■ **TASK DATA**:
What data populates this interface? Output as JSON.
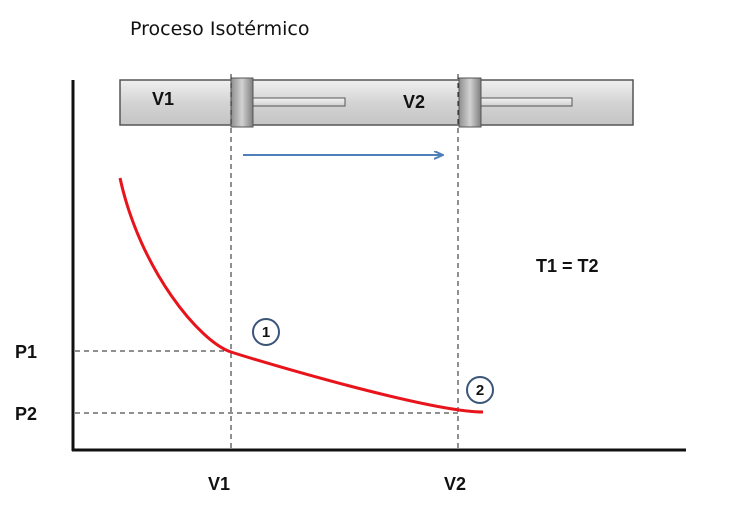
{
  "title": "Proceso Isotérmico",
  "cylinder": {
    "volume_left_label": "V1",
    "volume_right_label": "V2"
  },
  "axes": {
    "x_ticks": [
      "V1",
      "V2"
    ],
    "y_ticks": [
      "P1",
      "P2"
    ]
  },
  "condition": "T1 = T2",
  "points": [
    "1",
    "2"
  ],
  "colors": {
    "curve": "#e8141b",
    "arrow": "#4f7fb8",
    "point_circle": "#3a5578",
    "cylinder_fill": "#d8d8d8"
  }
}
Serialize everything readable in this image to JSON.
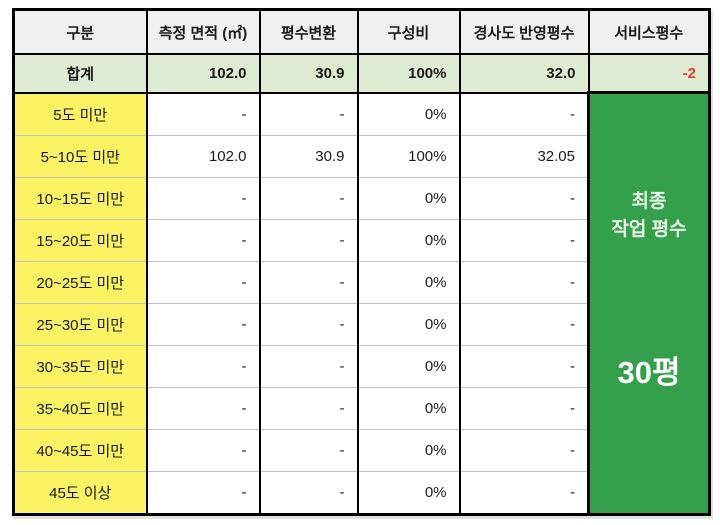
{
  "colors": {
    "header_bg": "#f0f0f0",
    "total_row_bg": "#ddebd2",
    "category_bg": "#fbf364",
    "summary_bg": "#34a04c",
    "negative_value_text": "#e8392c",
    "summary_title_text": "#eaf5e7",
    "summary_value_text": "#ffffff",
    "grid_line": "#c3c3c3",
    "border": "#000000"
  },
  "table": {
    "headers": [
      "구분",
      "측정 면적 (㎡)",
      "평수변환",
      "구성비",
      "경사도 반영평수",
      "서비스평수"
    ],
    "total_row": {
      "label": "합계",
      "values": [
        "102.0",
        "30.9",
        "100%",
        "32.0"
      ],
      "service_value": "-2"
    },
    "rows": [
      {
        "label": "5도 미만",
        "values": [
          "-",
          "-",
          "0%",
          "-"
        ]
      },
      {
        "label": "5~10도 미만",
        "values": [
          "102.0",
          "30.9",
          "100%",
          "32.05"
        ]
      },
      {
        "label": "10~15도 미만",
        "values": [
          "-",
          "-",
          "0%",
          "-"
        ]
      },
      {
        "label": "15~20도 미만",
        "values": [
          "-",
          "-",
          "0%",
          "-"
        ]
      },
      {
        "label": "20~25도 미만",
        "values": [
          "-",
          "-",
          "0%",
          "-"
        ]
      },
      {
        "label": "25~30도 미만",
        "values": [
          "-",
          "-",
          "0%",
          "-"
        ]
      },
      {
        "label": "30~35도 미만",
        "values": [
          "-",
          "-",
          "0%",
          "-"
        ]
      },
      {
        "label": "35~40도 미만",
        "values": [
          "-",
          "-",
          "0%",
          "-"
        ]
      },
      {
        "label": "40~45도 미만",
        "values": [
          "-",
          "-",
          "0%",
          "-"
        ]
      },
      {
        "label": "45도 이상",
        "values": [
          "-",
          "-",
          "0%",
          "-"
        ]
      }
    ],
    "summary": {
      "title_line1": "최종",
      "title_line2": "작업 평수",
      "value": "30평"
    }
  }
}
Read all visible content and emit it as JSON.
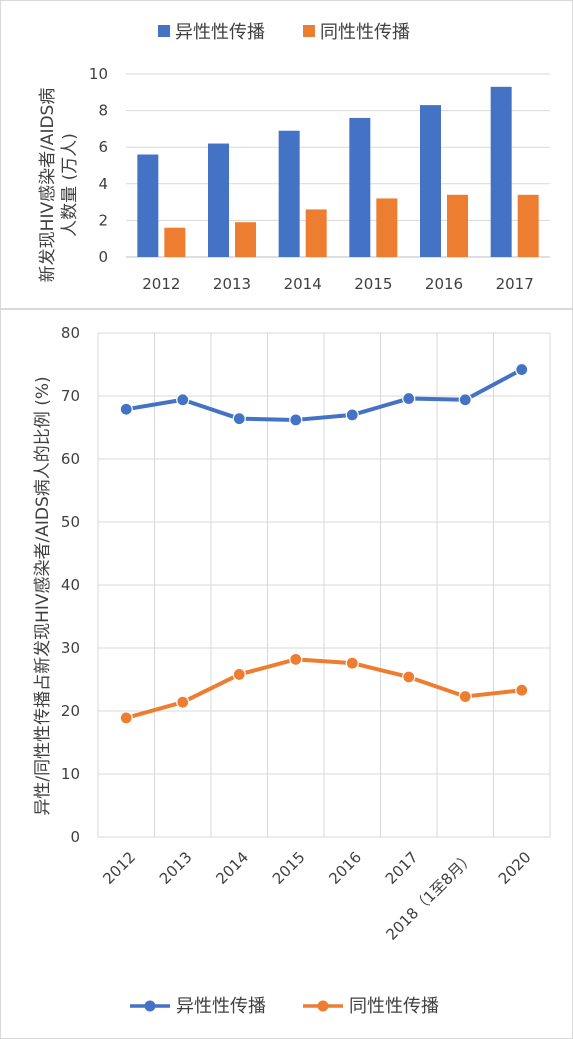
{
  "chart_data": [
    {
      "type": "bar",
      "ylabel_line1": "新发现HIV感染者/AIDS病",
      "ylabel_line2": "人数量 (万人)",
      "ylim": [
        0,
        10
      ],
      "yticks": [
        0,
        2,
        4,
        6,
        8,
        10
      ],
      "grid": true,
      "legend_position": "top",
      "categories": [
        "2012",
        "2013",
        "2014",
        "2015",
        "2016",
        "2017"
      ],
      "series": [
        {
          "name": "异性性传播",
          "color": "#4472C4",
          "values": [
            5.6,
            6.2,
            6.9,
            7.6,
            8.3,
            9.3
          ]
        },
        {
          "name": "同性性传播",
          "color": "#ED7D31",
          "values": [
            1.6,
            1.9,
            2.6,
            3.2,
            3.4,
            3.4
          ]
        }
      ]
    },
    {
      "type": "line",
      "ylabel": "异性/同性性传播占新发现HIV感染者/AIDS病人的比例 (%)",
      "ylim": [
        0,
        80
      ],
      "yticks": [
        0,
        10,
        20,
        30,
        40,
        50,
        60,
        70,
        80
      ],
      "grid": true,
      "legend_position": "bottom",
      "categories": [
        "2012",
        "2013",
        "2014",
        "2015",
        "2016",
        "2017",
        "2018（1至8月）",
        "2020"
      ],
      "series": [
        {
          "name": "异性性传播",
          "color": "#4472C4",
          "values": [
            67.9,
            69.4,
            66.4,
            66.2,
            67.0,
            69.6,
            69.4,
            74.2
          ]
        },
        {
          "name": "同性性传播",
          "color": "#ED7D31",
          "values": [
            18.9,
            21.4,
            25.8,
            28.2,
            27.6,
            25.4,
            22.3,
            23.3
          ]
        }
      ]
    }
  ]
}
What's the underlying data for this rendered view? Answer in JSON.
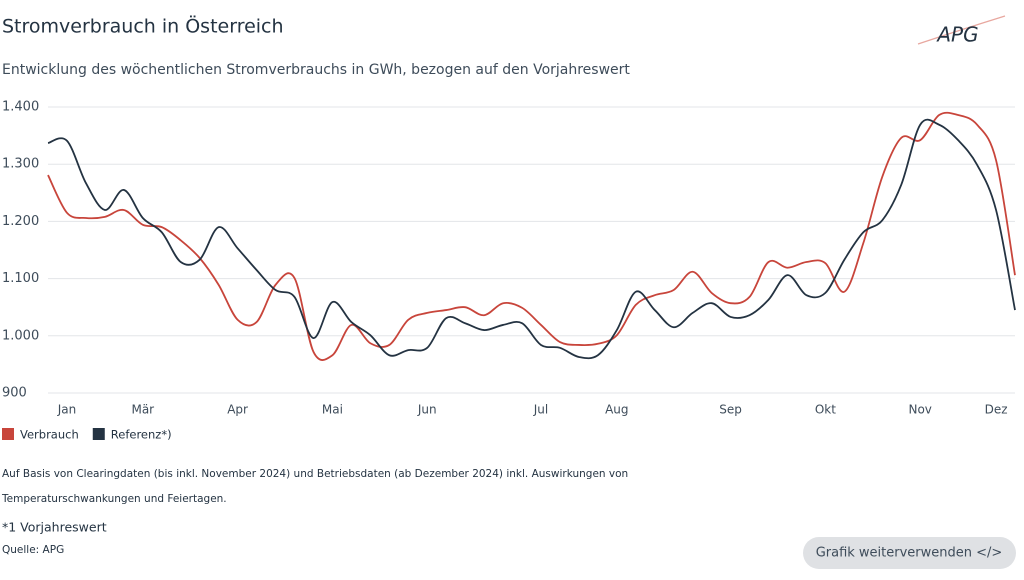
{
  "chart_data": {
    "type": "line",
    "title": "Stromverbrauch in Österreich",
    "subtitle": "Entwicklung des wöchentlichen Stromverbrauchs in GWh, bezogen auf den Vorjahreswert",
    "categories": [
      null,
      "Jan",
      null,
      null,
      null,
      "Mär",
      null,
      null,
      null,
      null,
      "Apr",
      null,
      null,
      null,
      null,
      "Mai",
      null,
      null,
      null,
      null,
      "Jun",
      null,
      null,
      null,
      null,
      null,
      "Jul",
      null,
      null,
      null,
      "Aug",
      null,
      null,
      null,
      null,
      null,
      "Sep",
      null,
      null,
      null,
      null,
      "Okt",
      null,
      null,
      null,
      null,
      "Nov",
      null,
      null,
      null,
      "Dez",
      null
    ],
    "series": [
      {
        "name": "Verbrauch",
        "color": "#c8453b",
        "values": [
          1281,
          1215,
          1206,
          1208,
          1220,
          1194,
          1190,
          1167,
          1136,
          1089,
          1028,
          1024,
          1089,
          1101,
          972,
          966,
          1019,
          987,
          984,
          1028,
          1040,
          1045,
          1050,
          1036,
          1057,
          1049,
          1019,
          989,
          984,
          986,
          1001,
          1054,
          1071,
          1080,
          1112,
          1075,
          1057,
          1068,
          1129,
          1119,
          1129,
          1127,
          1077,
          1162,
          1278,
          1346,
          1342,
          1386,
          1386,
          1369,
          1307,
          1106
        ]
      },
      {
        "name": "Referenz*)",
        "color": "#243342",
        "values": [
          1337,
          1341,
          1267,
          1220,
          1255,
          1206,
          1181,
          1129,
          1133,
          1190,
          1153,
          1115,
          1080,
          1068,
          996,
          1059,
          1024,
          1001,
          966,
          975,
          979,
          1031,
          1022,
          1010,
          1019,
          1022,
          984,
          979,
          963,
          966,
          1010,
          1077,
          1045,
          1015,
          1040,
          1057,
          1033,
          1036,
          1063,
          1106,
          1071,
          1075,
          1133,
          1181,
          1202,
          1264,
          1369,
          1369,
          1342,
          1299,
          1220,
          1045
        ]
      }
    ],
    "ylim": [
      900,
      1400
    ],
    "yticks": [
      900,
      {
        "value": 1000,
        "label": "1.000"
      },
      {
        "value": 1100,
        "label": "1.100"
      },
      {
        "value": 1200,
        "label": "1.200"
      },
      {
        "value": 1300,
        "label": "1.300"
      },
      {
        "value": 1400,
        "label": "1.400"
      }
    ],
    "grid": true,
    "legend": "bottom-left"
  },
  "logo": "APG",
  "footer": {
    "note_lines": [
      "Auf Basis von Clearingdaten (bis inkl. November 2024) und Betriebsdaten (ab Dezember 2024) inkl. Auswirkungen von",
      "Temperaturschwankungen und Feiertagen."
    ],
    "footnote": "*1 Vorjahreswert",
    "source": "Quelle: APG"
  },
  "button": "Grafik weiterverwenden </>"
}
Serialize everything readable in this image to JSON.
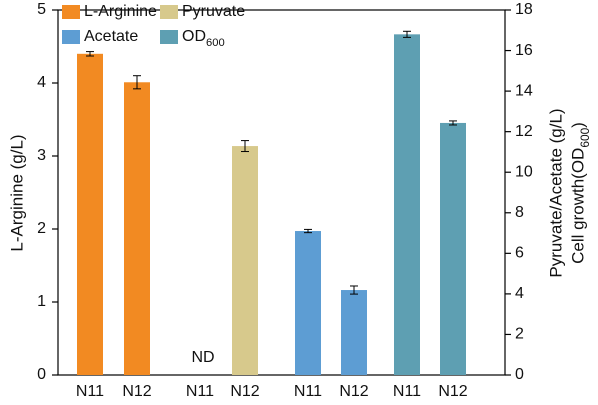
{
  "chart_data": {
    "type": "bar",
    "categories": [
      "N11",
      "N12",
      "N11",
      "N12",
      "N11",
      "N12",
      "N11",
      "N12"
    ],
    "ylabel": "L-Arginine (g/L)",
    "y2label": [
      "Pyruvate/Acetate (g/L)",
      "Cell growth(OD600)"
    ],
    "ylim": [
      0,
      5
    ],
    "yticks": [
      0,
      1,
      2,
      3,
      4,
      5
    ],
    "y2lim": [
      0,
      18
    ],
    "y2ticks": [
      0,
      2,
      4,
      6,
      8,
      10,
      12,
      14,
      16,
      18
    ],
    "series": [
      {
        "name": "L-Arginine",
        "color": "#f28a22",
        "values": [
          4.4,
          4.01,
          null,
          null,
          null,
          null,
          null,
          null
        ],
        "errors": [
          0.03,
          0.09,
          null,
          null,
          null,
          null,
          null,
          null
        ]
      },
      {
        "name": "Pyruvate",
        "color": "#d7c98c",
        "axis": "y2",
        "values": [
          null,
          null,
          null,
          11.29,
          null,
          null,
          null,
          null
        ],
        "errors": [
          null,
          null,
          null,
          0.27,
          null,
          null,
          null,
          null
        ]
      },
      {
        "name": "Acetate",
        "color": "#5d9dd3",
        "axis": "y2",
        "values": [
          null,
          null,
          null,
          null,
          7.1,
          4.19,
          null,
          null
        ],
        "errors": [
          null,
          null,
          null,
          null,
          0.08,
          0.2,
          null,
          null
        ]
      },
      {
        "name": "OD600",
        "color": "#5e9fb2",
        "axis": "y2",
        "values": [
          null,
          null,
          null,
          null,
          null,
          null,
          16.8,
          12.43
        ],
        "errors": [
          null,
          null,
          null,
          null,
          null,
          null,
          0.15,
          0.1
        ]
      }
    ],
    "annotations": [
      {
        "text": "ND",
        "category": 2
      }
    ],
    "legend": "upper left"
  }
}
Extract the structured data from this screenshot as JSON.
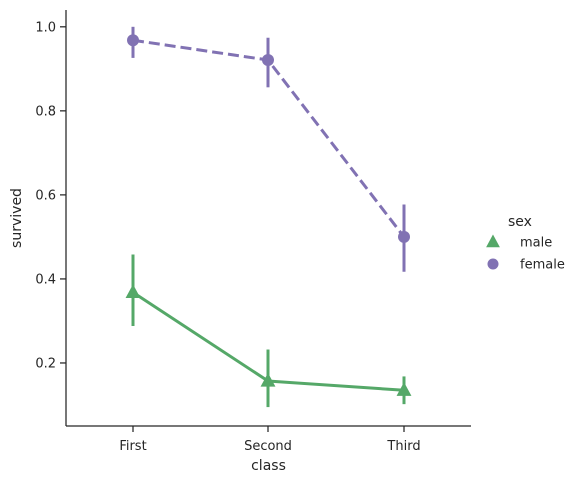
{
  "chart_data": {
    "type": "line",
    "categories": [
      "First",
      "Second",
      "Third"
    ],
    "xlabel": "class",
    "ylabel": "survived",
    "ylim": [
      0.05,
      1.04
    ],
    "yticks": [
      "0.2",
      "0.4",
      "0.6",
      "0.8",
      "1.0"
    ],
    "grid": false,
    "legend": {
      "title": "sex",
      "placement": "right"
    },
    "series": [
      {
        "name": "male",
        "values": [
          0.368,
          0.157,
          0.135
        ],
        "ci_low": [
          0.288,
          0.095,
          0.102
        ],
        "ci_high": [
          0.458,
          0.232,
          0.168
        ],
        "color": "#55a868",
        "marker": "triangle",
        "linestyle": "solid"
      },
      {
        "name": "female",
        "values": [
          0.968,
          0.921,
          0.5
        ],
        "ci_low": [
          0.926,
          0.856,
          0.417
        ],
        "ci_high": [
          1.0,
          0.974,
          0.577
        ],
        "color": "#8172b3",
        "marker": "circle",
        "linestyle": "dashed"
      }
    ]
  }
}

■ **WRITTEN REQUEST**:
Extract every line above that contains the word "What".

■ **EXPECTED ANSWER**:
What data populates this interface? Output as JSON.
What's the underlying data for this rendered view? Answer in JSON.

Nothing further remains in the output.